- [SET PROBLEM]:
Pull out each line of the data that includes the word "JSON".

-- BEGIN PROVIDED RECORDS --

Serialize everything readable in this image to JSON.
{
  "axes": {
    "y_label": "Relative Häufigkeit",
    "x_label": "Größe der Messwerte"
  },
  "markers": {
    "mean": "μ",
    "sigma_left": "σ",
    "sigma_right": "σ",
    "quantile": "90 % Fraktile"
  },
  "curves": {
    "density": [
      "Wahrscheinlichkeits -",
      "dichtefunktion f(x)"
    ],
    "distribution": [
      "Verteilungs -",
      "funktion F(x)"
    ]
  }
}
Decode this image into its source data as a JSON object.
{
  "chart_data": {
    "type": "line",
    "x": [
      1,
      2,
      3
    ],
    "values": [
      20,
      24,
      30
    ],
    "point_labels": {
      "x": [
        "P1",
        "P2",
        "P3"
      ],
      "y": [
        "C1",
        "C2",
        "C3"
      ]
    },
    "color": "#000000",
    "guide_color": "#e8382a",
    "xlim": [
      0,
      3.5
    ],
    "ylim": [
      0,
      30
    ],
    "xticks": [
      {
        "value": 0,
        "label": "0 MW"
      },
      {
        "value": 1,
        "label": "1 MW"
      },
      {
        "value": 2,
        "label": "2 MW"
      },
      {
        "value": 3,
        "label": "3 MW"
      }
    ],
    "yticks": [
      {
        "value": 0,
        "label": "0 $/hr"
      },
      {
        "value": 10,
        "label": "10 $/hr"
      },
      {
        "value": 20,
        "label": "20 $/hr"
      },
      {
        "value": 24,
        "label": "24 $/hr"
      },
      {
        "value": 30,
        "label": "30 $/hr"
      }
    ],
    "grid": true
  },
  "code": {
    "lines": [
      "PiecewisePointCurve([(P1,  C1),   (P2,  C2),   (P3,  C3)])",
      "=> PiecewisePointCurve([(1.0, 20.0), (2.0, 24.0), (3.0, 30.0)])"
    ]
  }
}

-- END PROVIDED RECORDS --

- [REPLY TO THE TASK]:
Serialize everything readable in this image to JSON.
Decode this image into its source data as a JSON object.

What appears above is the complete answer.